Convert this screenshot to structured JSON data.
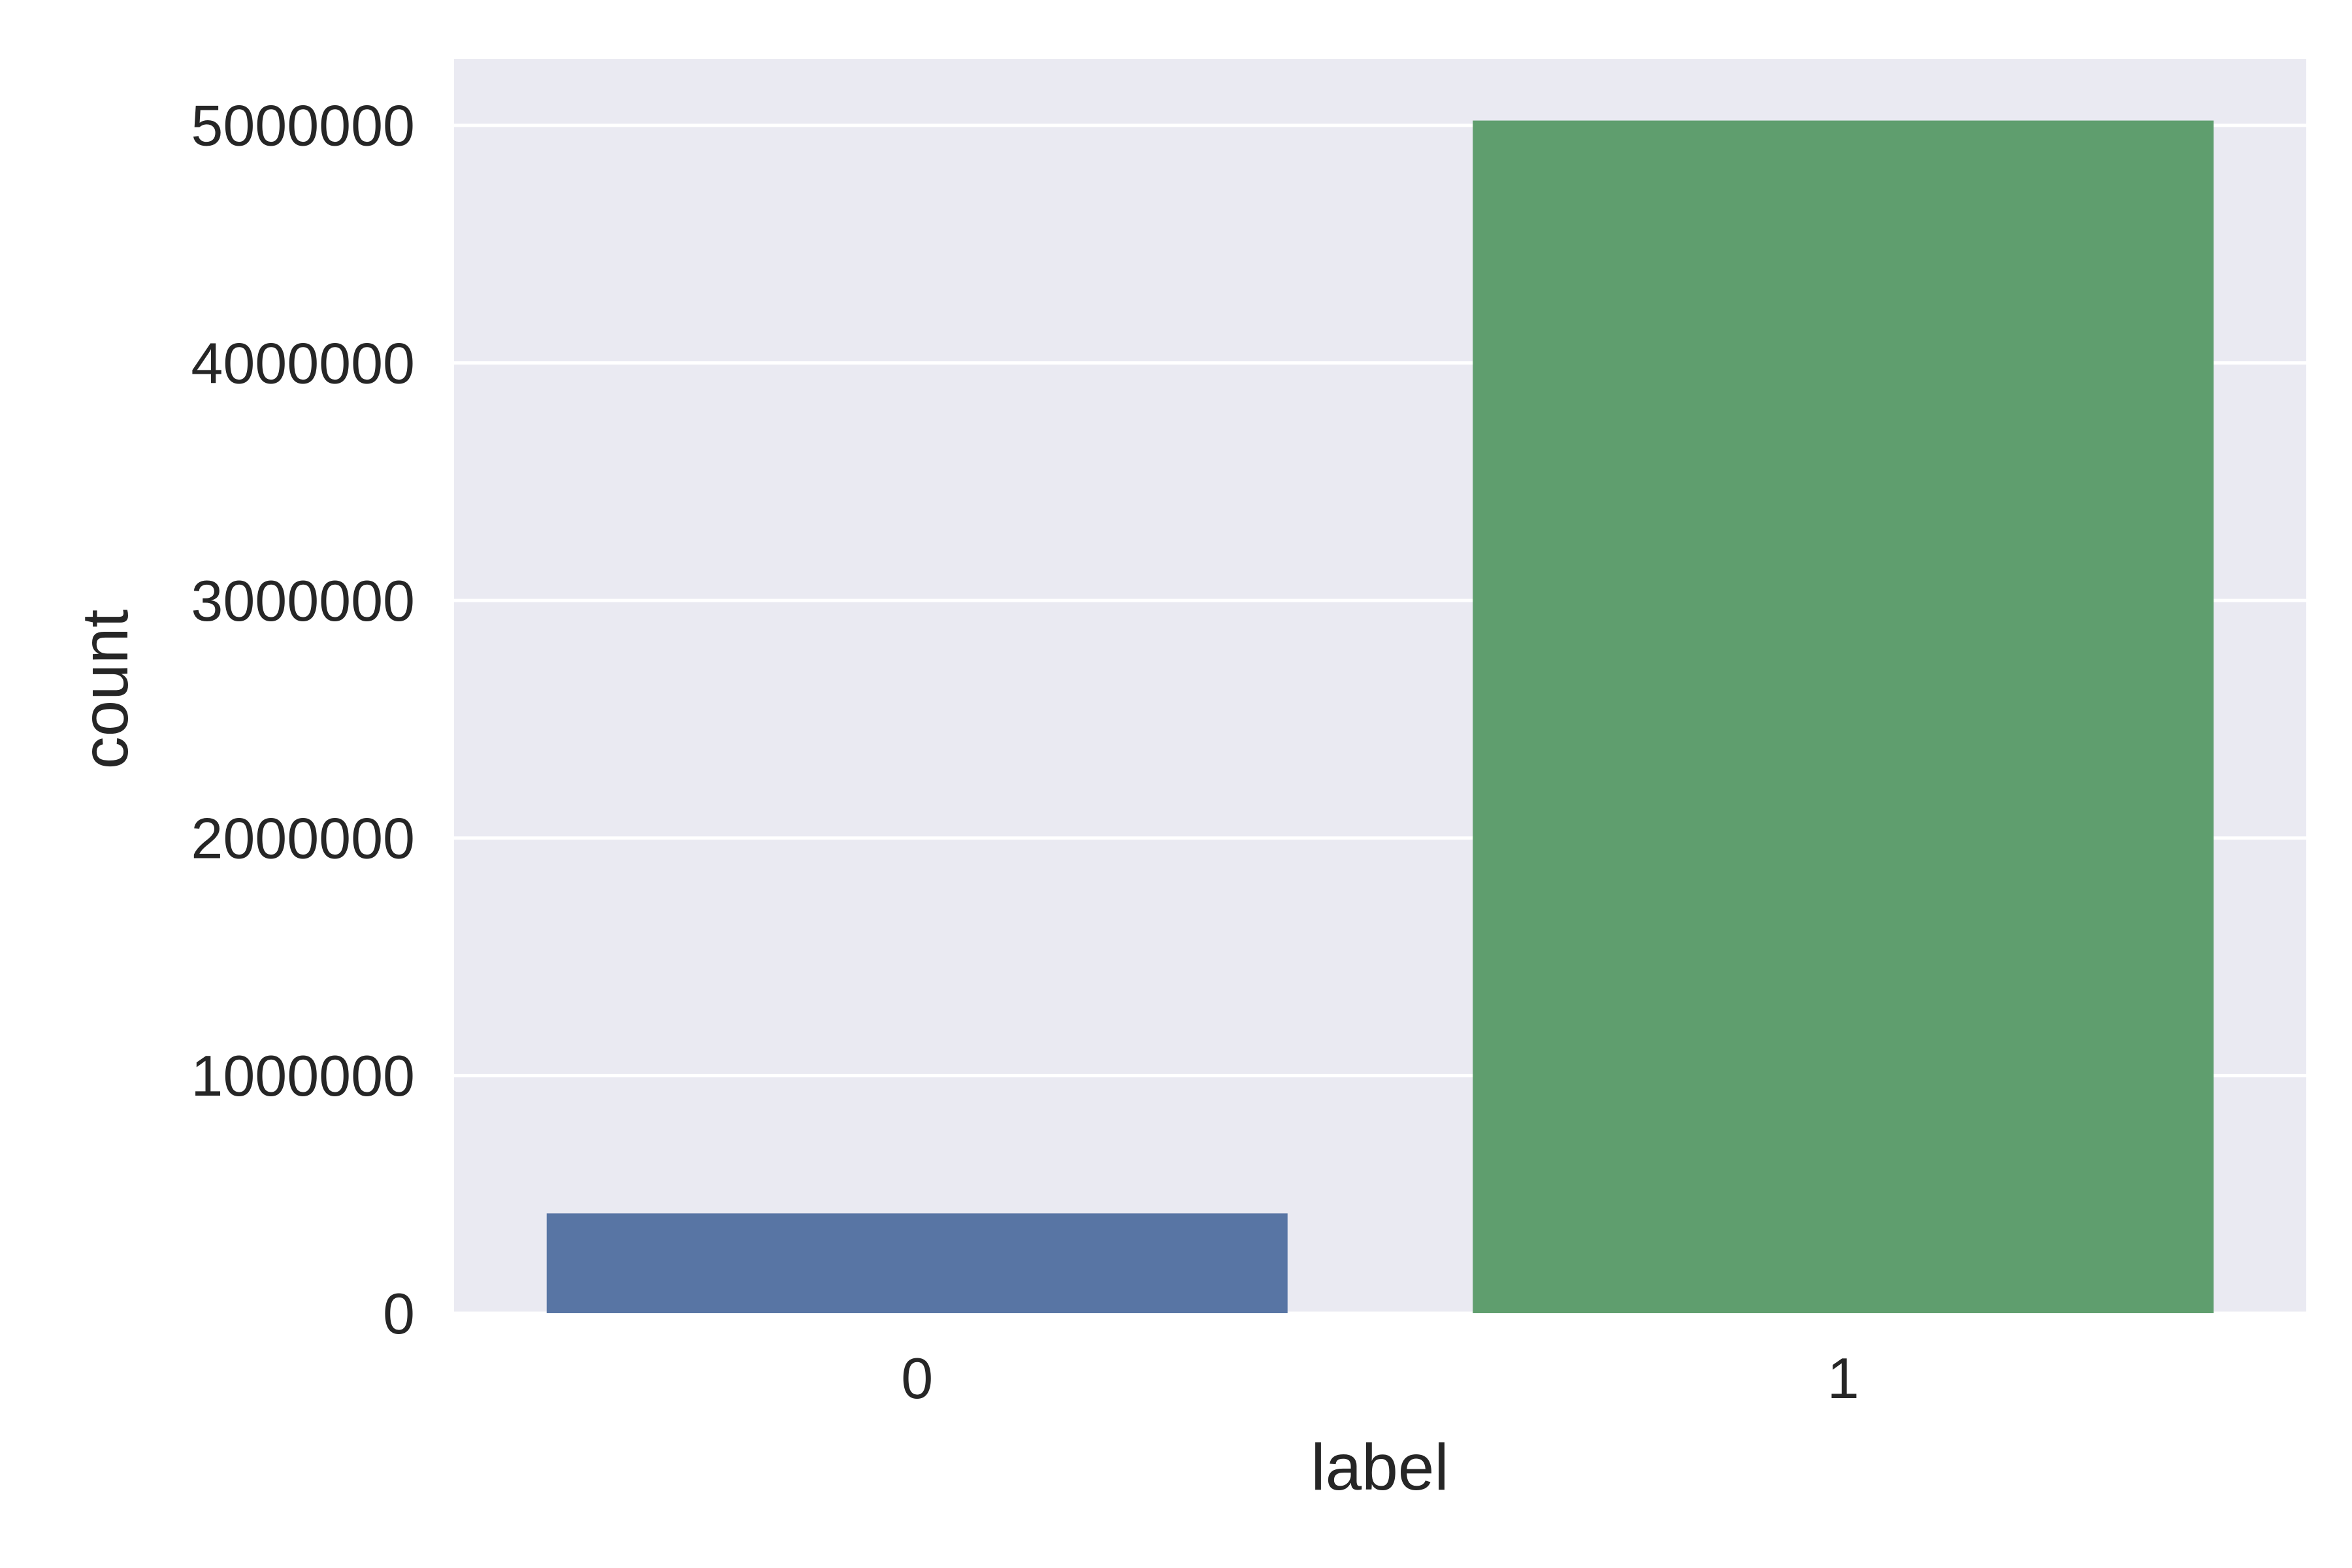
{
  "chart_data": {
    "type": "bar",
    "categories": [
      "0",
      "1"
    ],
    "values": [
      420000,
      5020000
    ],
    "bar_colors": [
      "#5875a4",
      "#5f9e6e"
    ],
    "xlabel": "label",
    "ylabel": "count",
    "ylim": [
      0,
      5280000
    ],
    "yticks": [
      0,
      1000000,
      2000000,
      3000000,
      4000000,
      5000000
    ],
    "ytick_labels": [
      "0",
      "1000000",
      "2000000",
      "3000000",
      "4000000",
      "5000000"
    ],
    "grid": true,
    "background_color": "#eaeaf2",
    "grid_color": "#ffffff"
  }
}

□ □ □ □

→ **TASK PROMPT**: Copy every line above word for word and exclude the pictures.

→ **WRITTEN SOLUTION**:
Convert this screenshot to structured JSON data.
{
  "chart_data": {
    "type": "bar",
    "categories": [
      "0",
      "1"
    ],
    "values": [
      420000,
      5020000
    ],
    "bar_colors": [
      "#5875a4",
      "#5f9e6e"
    ],
    "xlabel": "label",
    "ylabel": "count",
    "ylim": [
      0,
      5280000
    ],
    "yticks": [
      0,
      1000000,
      2000000,
      3000000,
      4000000,
      5000000
    ],
    "ytick_labels": [
      "0",
      "1000000",
      "2000000",
      "3000000",
      "4000000",
      "5000000"
    ],
    "grid": true,
    "background_color": "#eaeaf2",
    "grid_color": "#ffffff"
  }
}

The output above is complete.